Records contained in a dataset:
# # #
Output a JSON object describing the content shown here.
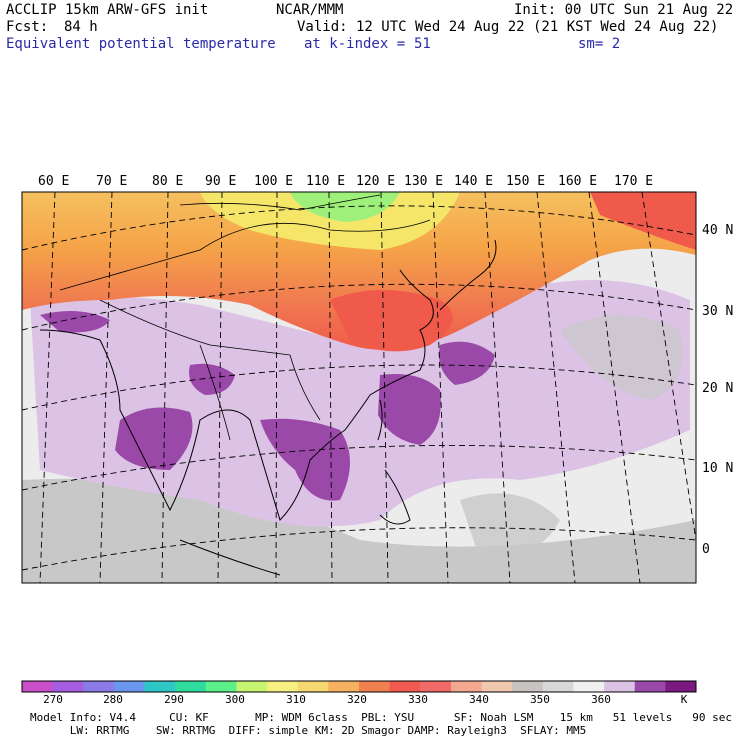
{
  "header": {
    "model_line": "ACCLIP 15km ARW-GFS init",
    "center_line": "NCAR/MMM",
    "init_line": "Init: 00 UTC Sun 21 Aug 22",
    "forecast_label": "Fcst:",
    "forecast_hours": "84 h",
    "valid_line": "Valid: 12 UTC Wed 24 Aug 22 (21 KST Wed 24 Aug 22)",
    "field_name": "Equivalent potential temperature",
    "level_label": "at k-index =",
    "level_value": "51",
    "smoothing": "sm= 2"
  },
  "map": {
    "longitude_labels": [
      "60 E",
      "70 E",
      "80 E",
      "90 E",
      "100 E",
      "110 E",
      "120 E",
      "130 E",
      "140 E",
      "150 E",
      "160 E",
      "170 E"
    ],
    "latitude_labels": [
      "40 N",
      "30 N",
      "20 N",
      "10 N",
      "0"
    ],
    "colors": {
      "hot": "#f06a4f",
      "warm": "#f5a448",
      "yellow": "#f5e66a",
      "green": "#9ef07a",
      "light_purple": "#dcc3e6",
      "medium_purple": "#9a49a8",
      "gray": "#c8c8c8",
      "light_gray": "#ececec"
    }
  },
  "colorbar": {
    "colors": [
      "#c94ec9",
      "#a65ce0",
      "#8a7ae8",
      "#6a96f0",
      "#2fc6c8",
      "#2fdc9e",
      "#5cf08a",
      "#c8f570",
      "#f5f080",
      "#f5d870",
      "#f5b060",
      "#f08050",
      "#f05a50",
      "#f06a6a",
      "#f5a890",
      "#f0c8b0",
      "#c8c2c0",
      "#d8d8d8",
      "#f0f0f0",
      "#dcc3e6",
      "#9a49a8",
      "#7a1a80"
    ],
    "tick_labels": [
      "270",
      "280",
      "290",
      "300",
      "310",
      "320",
      "330",
      "340",
      "350",
      "360"
    ],
    "unit": "K"
  },
  "footer": {
    "line1": "Model Info: V4.4     CU: KF       MP: WDM 6class  PBL: YSU      SF: Noah LSM    15 km   51 levels   90 sec",
    "line2": "      LW: RRTMG    SW: RRTMG  DIFF: simple KM: 2D Smagor DAMP: Rayleigh3  SFLAY: MM5"
  }
}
# # #
SHORT PROBLEM: Write every record out again exactly; no pictures belong in the copy.

RESPONSE BELOW:
Output a JSON object describing the content shown here.
{
  "header": {
    "model_line": "ACCLIP 15km ARW-GFS init",
    "center_line": "NCAR/MMM",
    "init_line": "Init: 00 UTC Sun 21 Aug 22",
    "forecast_label": "Fcst:",
    "forecast_hours": "84 h",
    "valid_line": "Valid: 12 UTC Wed 24 Aug 22 (21 KST Wed 24 Aug 22)",
    "field_name": "Equivalent potential temperature",
    "level_label": "at k-index =",
    "level_value": "51",
    "smoothing": "sm= 2"
  },
  "map": {
    "longitude_labels": [
      "60 E",
      "70 E",
      "80 E",
      "90 E",
      "100 E",
      "110 E",
      "120 E",
      "130 E",
      "140 E",
      "150 E",
      "160 E",
      "170 E"
    ],
    "latitude_labels": [
      "40 N",
      "30 N",
      "20 N",
      "10 N",
      "0"
    ],
    "colors": {
      "hot": "#f06a4f",
      "warm": "#f5a448",
      "yellow": "#f5e66a",
      "green": "#9ef07a",
      "light_purple": "#dcc3e6",
      "medium_purple": "#9a49a8",
      "gray": "#c8c8c8",
      "light_gray": "#ececec"
    }
  },
  "colorbar": {
    "colors": [
      "#c94ec9",
      "#a65ce0",
      "#8a7ae8",
      "#6a96f0",
      "#2fc6c8",
      "#2fdc9e",
      "#5cf08a",
      "#c8f570",
      "#f5f080",
      "#f5d870",
      "#f5b060",
      "#f08050",
      "#f05a50",
      "#f06a6a",
      "#f5a890",
      "#f0c8b0",
      "#c8c2c0",
      "#d8d8d8",
      "#f0f0f0",
      "#dcc3e6",
      "#9a49a8",
      "#7a1a80"
    ],
    "tick_labels": [
      "270",
      "280",
      "290",
      "300",
      "310",
      "320",
      "330",
      "340",
      "350",
      "360"
    ],
    "unit": "K"
  },
  "footer": {
    "line1": "Model Info: V4.4     CU: KF       MP: WDM 6class  PBL: YSU      SF: Noah LSM    15 km   51 levels   90 sec",
    "line2": "      LW: RRTMG    SW: RRTMG  DIFF: simple KM: 2D Smagor DAMP: Rayleigh3  SFLAY: MM5"
  }
}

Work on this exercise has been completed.